**SHORT EXERCISE**
Look over the lines below. Report each one that includes the string "машинобудування".

**GIVEN RECORDS**
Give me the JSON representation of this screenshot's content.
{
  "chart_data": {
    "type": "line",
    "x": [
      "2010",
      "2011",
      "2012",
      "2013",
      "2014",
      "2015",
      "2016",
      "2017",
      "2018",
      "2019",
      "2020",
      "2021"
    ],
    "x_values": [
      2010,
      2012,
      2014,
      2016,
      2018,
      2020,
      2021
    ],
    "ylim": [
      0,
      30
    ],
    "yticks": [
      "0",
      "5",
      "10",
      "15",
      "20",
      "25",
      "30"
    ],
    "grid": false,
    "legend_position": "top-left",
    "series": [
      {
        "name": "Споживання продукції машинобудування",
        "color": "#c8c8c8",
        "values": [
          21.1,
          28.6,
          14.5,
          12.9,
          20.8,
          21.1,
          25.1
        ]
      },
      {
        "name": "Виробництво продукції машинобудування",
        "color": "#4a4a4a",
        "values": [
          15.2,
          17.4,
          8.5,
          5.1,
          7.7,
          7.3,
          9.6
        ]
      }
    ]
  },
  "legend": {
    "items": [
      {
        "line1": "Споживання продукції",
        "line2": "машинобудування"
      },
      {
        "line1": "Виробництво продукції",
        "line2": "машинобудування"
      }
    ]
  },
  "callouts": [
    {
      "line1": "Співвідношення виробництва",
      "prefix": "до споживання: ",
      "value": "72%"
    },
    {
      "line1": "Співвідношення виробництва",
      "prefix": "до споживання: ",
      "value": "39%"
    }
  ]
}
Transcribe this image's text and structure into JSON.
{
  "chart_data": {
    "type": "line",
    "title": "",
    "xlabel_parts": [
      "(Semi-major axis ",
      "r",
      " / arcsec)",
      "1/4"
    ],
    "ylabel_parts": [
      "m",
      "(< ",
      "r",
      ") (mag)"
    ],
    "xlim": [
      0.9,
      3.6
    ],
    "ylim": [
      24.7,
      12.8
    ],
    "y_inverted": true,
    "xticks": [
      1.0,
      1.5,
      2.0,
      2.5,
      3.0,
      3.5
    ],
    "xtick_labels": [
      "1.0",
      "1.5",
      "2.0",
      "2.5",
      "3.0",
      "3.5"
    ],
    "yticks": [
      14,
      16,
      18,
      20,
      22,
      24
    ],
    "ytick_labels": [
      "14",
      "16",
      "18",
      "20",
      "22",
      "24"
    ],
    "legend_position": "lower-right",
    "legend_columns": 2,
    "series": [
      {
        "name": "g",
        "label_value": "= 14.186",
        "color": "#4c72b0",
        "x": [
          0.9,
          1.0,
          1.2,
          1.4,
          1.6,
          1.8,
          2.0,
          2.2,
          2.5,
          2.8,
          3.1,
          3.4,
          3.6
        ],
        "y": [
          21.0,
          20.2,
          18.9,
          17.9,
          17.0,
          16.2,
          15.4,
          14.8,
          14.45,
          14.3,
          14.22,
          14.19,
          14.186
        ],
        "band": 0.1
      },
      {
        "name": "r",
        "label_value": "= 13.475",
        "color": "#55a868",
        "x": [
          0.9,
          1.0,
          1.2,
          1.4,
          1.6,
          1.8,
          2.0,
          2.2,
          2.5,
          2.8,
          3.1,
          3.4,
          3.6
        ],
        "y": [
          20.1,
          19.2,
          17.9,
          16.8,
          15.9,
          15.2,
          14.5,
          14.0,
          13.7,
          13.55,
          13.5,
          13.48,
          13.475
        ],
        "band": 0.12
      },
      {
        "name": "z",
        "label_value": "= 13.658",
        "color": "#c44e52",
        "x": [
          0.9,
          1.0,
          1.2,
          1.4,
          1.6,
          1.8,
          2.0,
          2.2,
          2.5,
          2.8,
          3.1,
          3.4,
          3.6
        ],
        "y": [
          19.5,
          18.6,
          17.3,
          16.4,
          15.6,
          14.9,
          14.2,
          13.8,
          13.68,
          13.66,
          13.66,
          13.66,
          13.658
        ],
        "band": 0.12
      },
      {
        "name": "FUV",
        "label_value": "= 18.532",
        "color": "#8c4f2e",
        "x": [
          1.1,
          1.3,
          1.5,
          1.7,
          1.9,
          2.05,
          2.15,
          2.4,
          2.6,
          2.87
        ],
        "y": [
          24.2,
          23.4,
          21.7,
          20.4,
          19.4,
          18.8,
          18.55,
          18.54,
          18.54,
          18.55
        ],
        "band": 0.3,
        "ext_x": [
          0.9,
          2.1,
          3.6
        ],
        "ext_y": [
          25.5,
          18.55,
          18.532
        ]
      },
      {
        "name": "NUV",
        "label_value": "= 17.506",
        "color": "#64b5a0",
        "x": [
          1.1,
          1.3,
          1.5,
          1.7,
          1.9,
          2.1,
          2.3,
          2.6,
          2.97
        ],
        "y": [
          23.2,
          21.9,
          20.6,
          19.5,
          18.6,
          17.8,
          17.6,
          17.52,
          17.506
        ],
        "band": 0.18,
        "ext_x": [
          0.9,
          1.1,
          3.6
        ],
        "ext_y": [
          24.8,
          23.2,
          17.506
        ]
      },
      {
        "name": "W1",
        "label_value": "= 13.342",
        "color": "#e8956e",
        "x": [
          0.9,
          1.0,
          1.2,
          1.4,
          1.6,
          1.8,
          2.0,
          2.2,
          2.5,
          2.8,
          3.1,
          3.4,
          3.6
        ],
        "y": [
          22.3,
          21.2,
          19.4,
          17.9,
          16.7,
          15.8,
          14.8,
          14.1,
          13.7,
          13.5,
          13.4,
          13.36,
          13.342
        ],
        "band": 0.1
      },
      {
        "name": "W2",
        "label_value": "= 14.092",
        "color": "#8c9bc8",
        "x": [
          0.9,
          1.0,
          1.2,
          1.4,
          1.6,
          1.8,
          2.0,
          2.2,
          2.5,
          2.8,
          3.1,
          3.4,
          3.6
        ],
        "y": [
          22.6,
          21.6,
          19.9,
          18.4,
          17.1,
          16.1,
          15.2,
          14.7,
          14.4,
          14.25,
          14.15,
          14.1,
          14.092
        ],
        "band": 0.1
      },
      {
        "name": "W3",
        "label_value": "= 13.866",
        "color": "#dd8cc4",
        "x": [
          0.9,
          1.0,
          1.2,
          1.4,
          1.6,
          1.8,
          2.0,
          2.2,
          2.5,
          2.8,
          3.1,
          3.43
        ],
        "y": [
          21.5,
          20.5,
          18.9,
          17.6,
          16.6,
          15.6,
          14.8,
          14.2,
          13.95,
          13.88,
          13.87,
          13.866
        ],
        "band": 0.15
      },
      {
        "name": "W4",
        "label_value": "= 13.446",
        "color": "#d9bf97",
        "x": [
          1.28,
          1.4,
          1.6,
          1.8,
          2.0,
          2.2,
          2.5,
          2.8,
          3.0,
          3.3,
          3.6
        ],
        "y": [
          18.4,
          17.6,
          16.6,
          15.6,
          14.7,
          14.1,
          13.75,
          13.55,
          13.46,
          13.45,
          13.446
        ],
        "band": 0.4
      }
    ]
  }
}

**SOLUTION BELOW**
        "name": "Споживання продукції машинобудування",
        "name": "Виробництво продукції машинобудування",
        "line2": "машинобудування"
        "line2": "машинобудування"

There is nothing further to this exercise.